TASK TO COMPLETE: Wherever the string "name" appears in the listing, copy that line.
======== EXTRACTED ENTRIES ========
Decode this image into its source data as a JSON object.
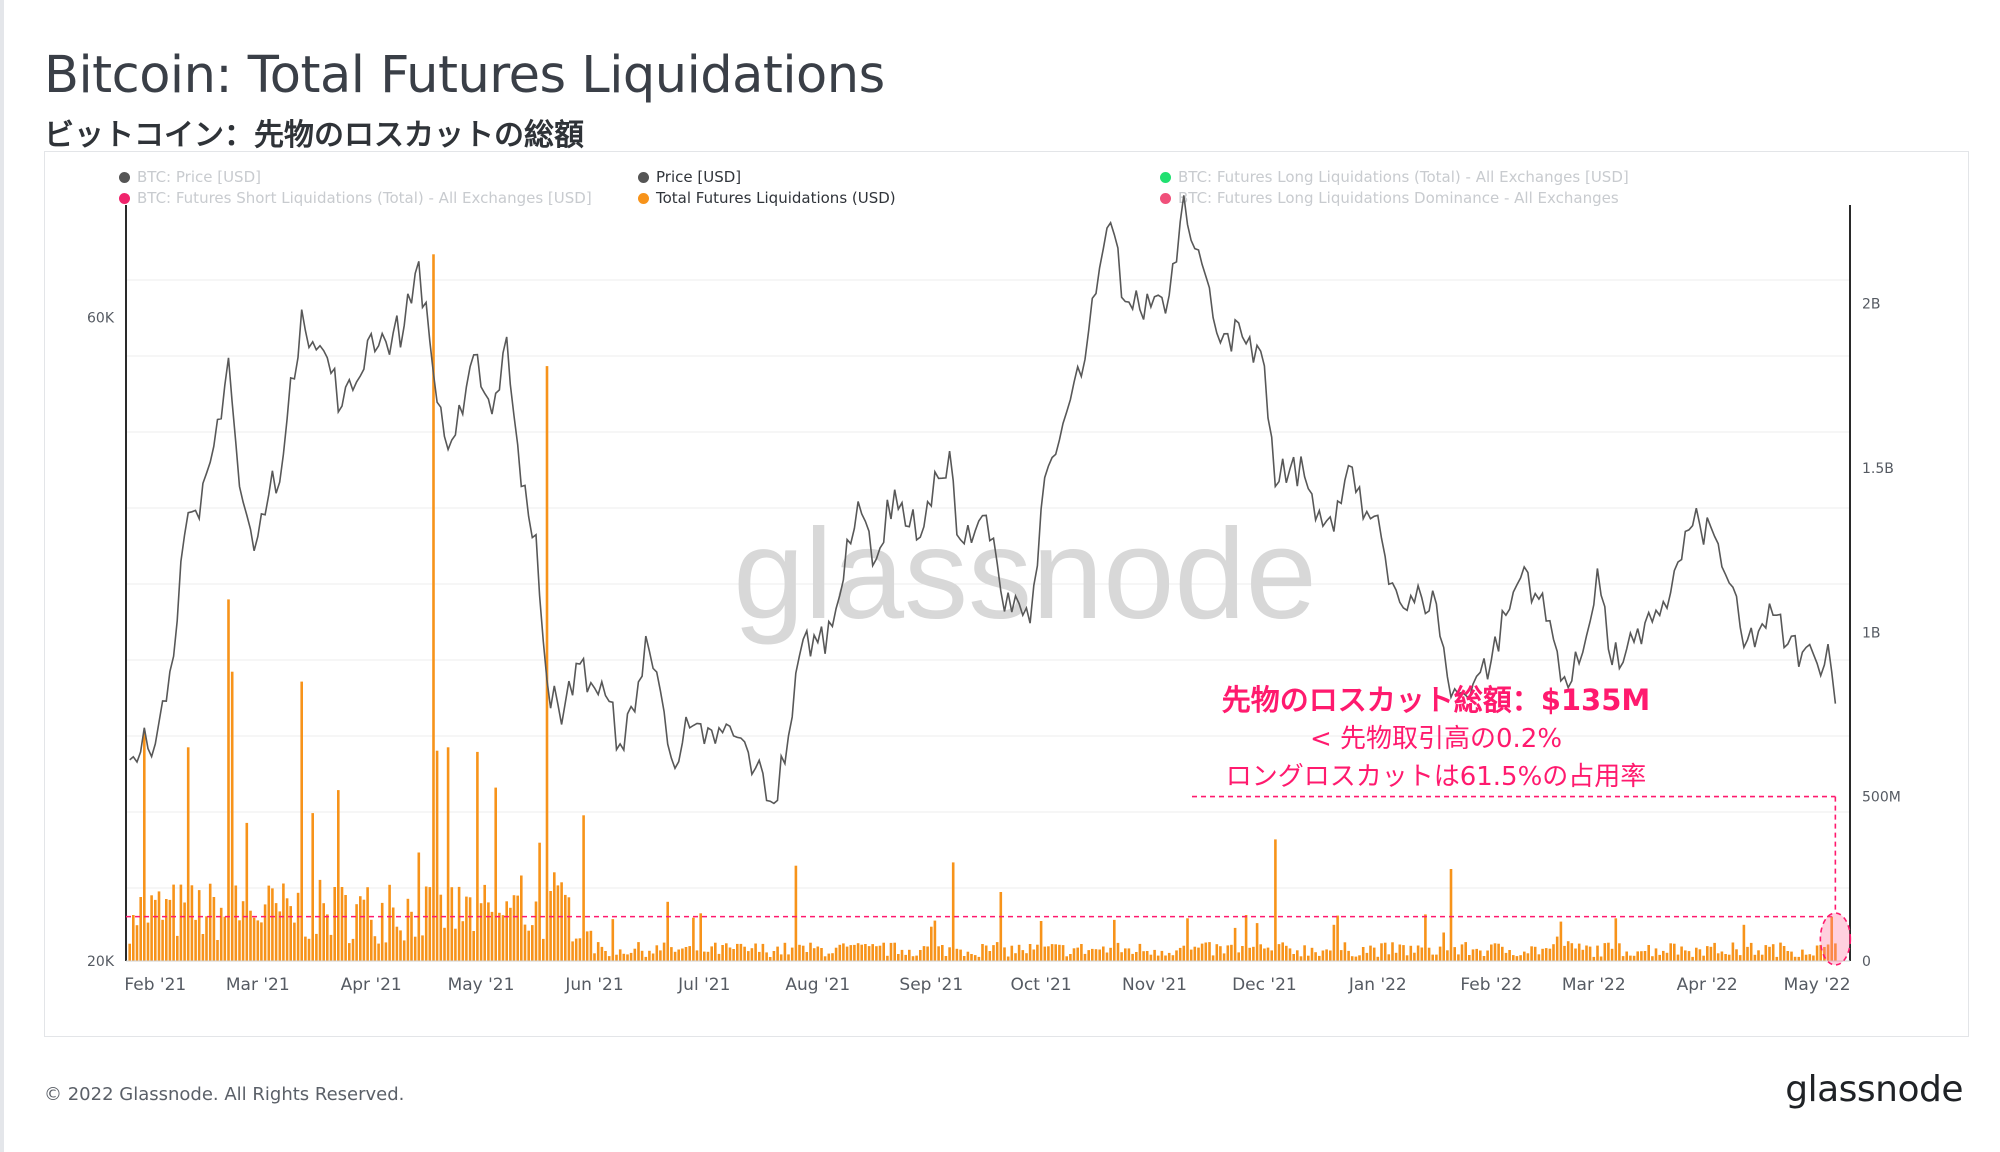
{
  "title": "Bitcoin: Total Futures Liquidations",
  "subtitle": "ビットコイン：先物のロスカットの総額",
  "legend": [
    {
      "label": "BTC: Price [USD]",
      "color": "#555555",
      "active": false
    },
    {
      "label": "Price [USD]",
      "color": "#555555",
      "active": true
    },
    {
      "label": "BTC: Futures Long Liquidations (Total) - All Exchanges [USD]",
      "color": "#20e070",
      "active": false
    },
    {
      "label": "BTC: Futures Short Liquidations (Total) - All Exchanges [USD]",
      "color": "#f0246c",
      "active": false
    },
    {
      "label": "Total Futures Liquidations (USD)",
      "color": "#f7931a",
      "active": true
    },
    {
      "label": "BTC: Futures Long Liquidations Dominance - All Exchanges",
      "color": "#f0507a",
      "active": false
    }
  ],
  "annotation": {
    "line1": "先物のロスカット総額：$135M",
    "line2": "< 先物取引高の0.2%",
    "line3": "ロングロスカットは61.5%の占用率",
    "color": "#ff1a6e"
  },
  "watermark": "glassnode",
  "footer": "© 2022 Glassnode. All Rights Reserved.",
  "brand": "glassnode",
  "chart_data": {
    "type": "line",
    "x_tick_labels": [
      "Feb '21",
      "Mar '21",
      "Apr '21",
      "May '21",
      "Jun '21",
      "Jul '21",
      "Aug '21",
      "Sep '21",
      "Oct '21",
      "Nov '21",
      "Dec '21",
      "Jan '22",
      "Feb '22",
      "Mar '22",
      "Apr '22",
      "May '22"
    ],
    "y_left_ticks": [
      "20K",
      "60K"
    ],
    "y_right_ticks": [
      "0",
      "500M",
      "1B",
      "1.5B",
      "2B"
    ],
    "y_left_range": [
      20000,
      67000
    ],
    "y_right_range": [
      0,
      2300000000
    ],
    "reference_level": 135000000,
    "price_series": {
      "name": "Price [USD]",
      "color": "#555555",
      "points": [
        [
          "2021-01-25",
          32500
        ],
        [
          "2021-01-29",
          34500
        ],
        [
          "2021-02-01",
          33500
        ],
        [
          "2021-02-05",
          38000
        ],
        [
          "2021-02-09",
          46500
        ],
        [
          "2021-02-13",
          47500
        ],
        [
          "2021-02-17",
          52000
        ],
        [
          "2021-02-21",
          57500
        ],
        [
          "2021-02-24",
          49500
        ],
        [
          "2021-02-28",
          45500
        ],
        [
          "2021-03-04",
          49000
        ],
        [
          "2021-03-08",
          51500
        ],
        [
          "2021-03-13",
          60500
        ],
        [
          "2021-03-17",
          58000
        ],
        [
          "2021-03-20",
          57500
        ],
        [
          "2021-03-24",
          54500
        ],
        [
          "2021-03-28",
          56000
        ],
        [
          "2021-04-01",
          59000
        ],
        [
          "2021-04-05",
          58500
        ],
        [
          "2021-04-10",
          59500
        ],
        [
          "2021-04-14",
          63500
        ],
        [
          "2021-04-18",
          56500
        ],
        [
          "2021-04-22",
          51800
        ],
        [
          "2021-04-26",
          54000
        ],
        [
          "2021-04-30",
          57700
        ],
        [
          "2021-05-04",
          54000
        ],
        [
          "2021-05-08",
          58800
        ],
        [
          "2021-05-12",
          49500
        ],
        [
          "2021-05-16",
          46500
        ],
        [
          "2021-05-19",
          37500
        ],
        [
          "2021-05-23",
          34700
        ],
        [
          "2021-05-27",
          38500
        ],
        [
          "2021-05-31",
          37300
        ],
        [
          "2021-06-04",
          36500
        ],
        [
          "2021-06-08",
          33500
        ],
        [
          "2021-06-12",
          35500
        ],
        [
          "2021-06-15",
          40200
        ],
        [
          "2021-06-20",
          35500
        ],
        [
          "2021-06-22",
          32600
        ],
        [
          "2021-06-27",
          34500
        ],
        [
          "2021-07-01",
          33500
        ],
        [
          "2021-07-06",
          34200
        ],
        [
          "2021-07-10",
          33900
        ],
        [
          "2021-07-15",
          32000
        ],
        [
          "2021-07-20",
          29800
        ],
        [
          "2021-07-24",
          34000
        ],
        [
          "2021-07-28",
          40000
        ],
        [
          "2021-08-01",
          39800
        ],
        [
          "2021-08-05",
          40800
        ],
        [
          "2021-08-09",
          46200
        ],
        [
          "2021-08-13",
          47800
        ],
        [
          "2021-08-17",
          45000
        ],
        [
          "2021-08-22",
          49300
        ],
        [
          "2021-08-26",
          47000
        ],
        [
          "2021-08-30",
          47000
        ],
        [
          "2021-09-03",
          50000
        ],
        [
          "2021-09-06",
          51700
        ],
        [
          "2021-09-08",
          46500
        ],
        [
          "2021-09-12",
          46000
        ],
        [
          "2021-09-16",
          47700
        ],
        [
          "2021-09-20",
          43000
        ],
        [
          "2021-09-24",
          42700
        ],
        [
          "2021-09-28",
          41000
        ],
        [
          "2021-10-01",
          48100
        ],
        [
          "2021-10-05",
          51500
        ],
        [
          "2021-10-09",
          54900
        ],
        [
          "2021-10-13",
          57400
        ],
        [
          "2021-10-16",
          61500
        ],
        [
          "2021-10-20",
          65900
        ],
        [
          "2021-10-24",
          61000
        ],
        [
          "2021-10-28",
          60500
        ],
        [
          "2021-11-01",
          61300
        ],
        [
          "2021-11-05",
          61400
        ],
        [
          "2021-11-09",
          67600
        ],
        [
          "2021-11-13",
          64200
        ],
        [
          "2021-11-17",
          60000
        ],
        [
          "2021-11-21",
          59000
        ],
        [
          "2021-11-25",
          58800
        ],
        [
          "2021-11-28",
          57200
        ],
        [
          "2021-12-01",
          57000
        ],
        [
          "2021-12-04",
          49500
        ],
        [
          "2021-12-08",
          50600
        ],
        [
          "2021-12-12",
          50100
        ],
        [
          "2021-12-16",
          48000
        ],
        [
          "2021-12-20",
          46700
        ],
        [
          "2021-12-24",
          50800
        ],
        [
          "2021-12-28",
          47500
        ],
        [
          "2022-01-01",
          47700
        ],
        [
          "2022-01-05",
          43500
        ],
        [
          "2022-01-09",
          41800
        ],
        [
          "2022-01-13",
          42600
        ],
        [
          "2022-01-17",
          42200
        ],
        [
          "2022-01-21",
          36400
        ],
        [
          "2022-01-24",
          36700
        ],
        [
          "2022-01-28",
          37700
        ],
        [
          "2022-02-01",
          38700
        ],
        [
          "2022-02-05",
          41500
        ],
        [
          "2022-02-10",
          44500
        ],
        [
          "2022-02-14",
          42500
        ],
        [
          "2022-02-18",
          40000
        ],
        [
          "2022-02-22",
          37000
        ],
        [
          "2022-02-26",
          39200
        ],
        [
          "2022-03-02",
          44400
        ],
        [
          "2022-03-06",
          38400
        ],
        [
          "2022-03-10",
          39400
        ],
        [
          "2022-03-14",
          39700
        ],
        [
          "2022-03-18",
          41800
        ],
        [
          "2022-03-22",
          42900
        ],
        [
          "2022-03-27",
          46800
        ],
        [
          "2022-03-30",
          47100
        ],
        [
          "2022-04-03",
          46400
        ],
        [
          "2022-04-07",
          43500
        ],
        [
          "2022-04-11",
          39500
        ],
        [
          "2022-04-15",
          40500
        ],
        [
          "2022-04-19",
          41500
        ],
        [
          "2022-04-23",
          39700
        ],
        [
          "2022-04-27",
          39200
        ],
        [
          "2022-05-01",
          38500
        ],
        [
          "2022-05-04",
          39700
        ],
        [
          "2022-05-06",
          36000
        ]
      ]
    },
    "liquidation_series": {
      "name": "Total Futures Liquidations (USD)",
      "color": "#f7931a",
      "spikes": [
        [
          "2021-01-26",
          140000000
        ],
        [
          "2021-01-29",
          700000000
        ],
        [
          "2021-02-10",
          650000000
        ],
        [
          "2021-02-21",
          1100000000
        ],
        [
          "2021-02-22",
          880000000
        ],
        [
          "2021-02-26",
          420000000
        ],
        [
          "2021-03-13",
          850000000
        ],
        [
          "2021-03-16",
          450000000
        ],
        [
          "2021-03-23",
          520000000
        ],
        [
          "2021-04-14",
          330000000
        ],
        [
          "2021-04-18",
          2150000000
        ],
        [
          "2021-04-22",
          650000000
        ],
        [
          "2021-05-12",
          260000000
        ],
        [
          "2021-05-17",
          360000000
        ],
        [
          "2021-05-19",
          1810000000
        ],
        [
          "2021-05-21",
          270000000
        ],
        [
          "2021-06-21",
          180000000
        ],
        [
          "2021-07-26",
          290000000
        ],
        [
          "2021-09-07",
          300000000
        ],
        [
          "2021-09-20",
          210000000
        ],
        [
          "2021-10-21",
          125000000
        ],
        [
          "2021-11-10",
          130000000
        ],
        [
          "2021-11-26",
          140000000
        ],
        [
          "2021-12-04",
          370000000
        ],
        [
          "2021-12-20",
          110000000
        ],
        [
          "2022-01-21",
          280000000
        ],
        [
          "2022-02-20",
          120000000
        ],
        [
          "2022-03-07",
          130000000
        ],
        [
          "2022-04-11",
          110000000
        ],
        [
          "2022-05-05",
          135000000
        ]
      ],
      "baseline": 50000000
    }
  }
}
========
FULL ANSWER:
      "name": "Price [USD]",
      "name": "Total Futures Liquidations (USD)",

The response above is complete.